======== Pasaje seleccionado ========

Está en discusión el derecho a no vacunarse, esgrimido por los negacionistas. no hay duda de que se puede actuar para evitar que el díscolo que se niega a combatir el virus sea vehículo de contagio en el seno de la comunidad. En este sentido, es perfectamente legítimo y además deseable que se obligue radicalmente a vacunarse al personal sanitario y de servicios sociales en contacto con ancianos (residencias), pacientes (centros de salud), y que se impida a las personas no vacunadas acceder a recintos gregarios (cines, teatros, restaurantes) donde puede producirse con mayor facilidad el contagio.
Nada hay más tranquilizador que el garantismo judicial en las grandes democracias, pero ese criterio ha de aplicarse de acuerdo con el principio de racionalidad. No es racional pretender que la libertad de un ciudadano para contagiarse y transmitir el virus a su alrededor ha de predominar sobre el derecho a la vida de todos los demás.
Y si no se quiere imponer la vacunación obligatoria, hágase como ya se hace en Francia o Grecia: limítese drásticamente el acceso a los no vacunados a los lugares de encuentro de la ciudadanía, oblíguese a permanecer aislado, y promúlguese una norma penal que sancione a quien, por imprudencia, extienda la pandemia a personas de su alrededor.
Lo grave del caso es que el negacionismo casi siempre se sustenta sobre la superstición y la incultura; y esta evidencia lanza un expresiva señal a los responsables de la educación de todos los países, incapaces al parecer de infundir la racionalidad y la ética básicas al final de los ciclos de la educación obligatoria.

========

Copia sin ningún cambio la parte del texto sobre la vacunación que empieza con las palabras "Nada hay más" y termina con "todos los demás.".

======== Extractos del material ========

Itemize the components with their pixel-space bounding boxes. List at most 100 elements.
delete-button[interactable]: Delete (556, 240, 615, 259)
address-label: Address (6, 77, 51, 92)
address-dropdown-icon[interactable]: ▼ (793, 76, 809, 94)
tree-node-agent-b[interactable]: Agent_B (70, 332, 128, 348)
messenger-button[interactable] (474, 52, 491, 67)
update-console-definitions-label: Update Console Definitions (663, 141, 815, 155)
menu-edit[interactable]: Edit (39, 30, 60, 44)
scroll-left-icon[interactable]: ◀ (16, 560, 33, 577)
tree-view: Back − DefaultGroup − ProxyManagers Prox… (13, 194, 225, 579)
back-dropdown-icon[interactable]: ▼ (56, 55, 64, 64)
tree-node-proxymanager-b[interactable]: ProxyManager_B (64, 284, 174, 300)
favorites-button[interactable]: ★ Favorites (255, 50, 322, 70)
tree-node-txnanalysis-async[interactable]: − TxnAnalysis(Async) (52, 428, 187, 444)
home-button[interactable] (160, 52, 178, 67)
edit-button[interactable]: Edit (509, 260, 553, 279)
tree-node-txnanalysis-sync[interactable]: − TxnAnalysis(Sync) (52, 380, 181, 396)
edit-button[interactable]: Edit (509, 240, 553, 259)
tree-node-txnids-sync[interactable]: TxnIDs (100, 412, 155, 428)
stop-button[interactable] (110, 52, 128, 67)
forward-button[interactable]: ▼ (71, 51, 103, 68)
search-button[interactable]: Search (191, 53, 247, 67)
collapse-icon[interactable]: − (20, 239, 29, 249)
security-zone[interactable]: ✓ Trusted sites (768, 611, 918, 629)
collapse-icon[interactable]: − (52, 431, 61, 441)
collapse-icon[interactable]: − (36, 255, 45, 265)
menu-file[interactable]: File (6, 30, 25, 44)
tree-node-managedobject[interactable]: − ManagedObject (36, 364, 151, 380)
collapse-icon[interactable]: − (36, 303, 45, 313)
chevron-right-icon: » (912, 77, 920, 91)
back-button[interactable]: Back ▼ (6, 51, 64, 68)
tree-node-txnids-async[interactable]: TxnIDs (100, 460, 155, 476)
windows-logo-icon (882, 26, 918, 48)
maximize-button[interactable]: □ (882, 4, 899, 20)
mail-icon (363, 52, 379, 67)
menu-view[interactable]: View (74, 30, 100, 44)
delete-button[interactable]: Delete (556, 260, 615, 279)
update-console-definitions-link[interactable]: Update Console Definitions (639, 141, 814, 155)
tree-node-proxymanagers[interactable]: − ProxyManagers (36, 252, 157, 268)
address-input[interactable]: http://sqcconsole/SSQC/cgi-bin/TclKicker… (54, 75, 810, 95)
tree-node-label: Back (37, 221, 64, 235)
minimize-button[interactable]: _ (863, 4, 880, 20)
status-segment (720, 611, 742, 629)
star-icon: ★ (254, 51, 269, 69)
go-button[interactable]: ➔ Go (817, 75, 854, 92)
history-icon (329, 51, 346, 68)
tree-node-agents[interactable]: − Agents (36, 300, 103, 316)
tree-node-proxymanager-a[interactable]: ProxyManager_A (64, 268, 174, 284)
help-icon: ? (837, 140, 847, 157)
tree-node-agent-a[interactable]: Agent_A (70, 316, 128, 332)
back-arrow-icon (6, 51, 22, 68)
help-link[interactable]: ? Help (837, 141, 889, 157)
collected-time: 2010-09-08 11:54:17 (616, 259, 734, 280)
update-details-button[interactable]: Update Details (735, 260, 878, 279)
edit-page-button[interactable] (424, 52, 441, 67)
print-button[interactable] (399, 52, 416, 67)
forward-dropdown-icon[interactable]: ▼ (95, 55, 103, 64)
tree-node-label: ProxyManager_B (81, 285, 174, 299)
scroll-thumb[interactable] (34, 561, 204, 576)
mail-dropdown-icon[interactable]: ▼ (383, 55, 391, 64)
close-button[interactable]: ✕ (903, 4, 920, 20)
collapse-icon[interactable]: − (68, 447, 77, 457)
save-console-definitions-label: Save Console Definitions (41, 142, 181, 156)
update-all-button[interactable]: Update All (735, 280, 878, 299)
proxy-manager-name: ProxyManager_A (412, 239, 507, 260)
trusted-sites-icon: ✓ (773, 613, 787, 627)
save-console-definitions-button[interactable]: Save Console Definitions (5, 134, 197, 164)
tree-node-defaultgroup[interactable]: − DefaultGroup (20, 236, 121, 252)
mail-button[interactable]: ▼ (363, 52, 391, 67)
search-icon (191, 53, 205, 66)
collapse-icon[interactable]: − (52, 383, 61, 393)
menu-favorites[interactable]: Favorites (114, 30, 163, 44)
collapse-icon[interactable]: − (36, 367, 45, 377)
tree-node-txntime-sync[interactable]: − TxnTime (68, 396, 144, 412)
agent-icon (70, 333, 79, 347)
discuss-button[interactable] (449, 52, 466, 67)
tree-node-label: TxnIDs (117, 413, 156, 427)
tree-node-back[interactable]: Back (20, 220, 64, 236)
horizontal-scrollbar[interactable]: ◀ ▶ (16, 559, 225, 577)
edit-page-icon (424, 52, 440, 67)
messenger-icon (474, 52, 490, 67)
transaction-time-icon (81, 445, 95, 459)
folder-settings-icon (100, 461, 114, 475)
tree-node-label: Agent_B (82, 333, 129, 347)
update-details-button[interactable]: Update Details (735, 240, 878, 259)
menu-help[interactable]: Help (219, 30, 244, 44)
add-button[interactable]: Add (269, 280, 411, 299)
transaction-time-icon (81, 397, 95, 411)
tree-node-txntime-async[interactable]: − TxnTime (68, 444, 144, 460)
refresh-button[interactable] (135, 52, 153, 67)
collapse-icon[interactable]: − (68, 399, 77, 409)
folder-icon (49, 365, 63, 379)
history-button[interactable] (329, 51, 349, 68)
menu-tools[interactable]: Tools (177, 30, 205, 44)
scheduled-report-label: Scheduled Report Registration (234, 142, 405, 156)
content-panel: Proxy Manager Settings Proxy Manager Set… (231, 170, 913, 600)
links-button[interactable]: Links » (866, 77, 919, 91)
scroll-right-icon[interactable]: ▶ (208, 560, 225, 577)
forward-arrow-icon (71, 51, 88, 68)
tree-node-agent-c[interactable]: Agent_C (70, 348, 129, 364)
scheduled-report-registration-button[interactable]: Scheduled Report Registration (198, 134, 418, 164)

========

§ Solución:
Nada hay más tranquilizador que el garantismo judicial en las grandes democracias, pero ese criterio ha de aplicarse de acuerdo con el principio de racionalidad. No es racional pretender que la libertad de un ciudadano para contagiarse y transmitir el virus a su alrededor ha de predominar sobre el derecho a la vida de todos los demás.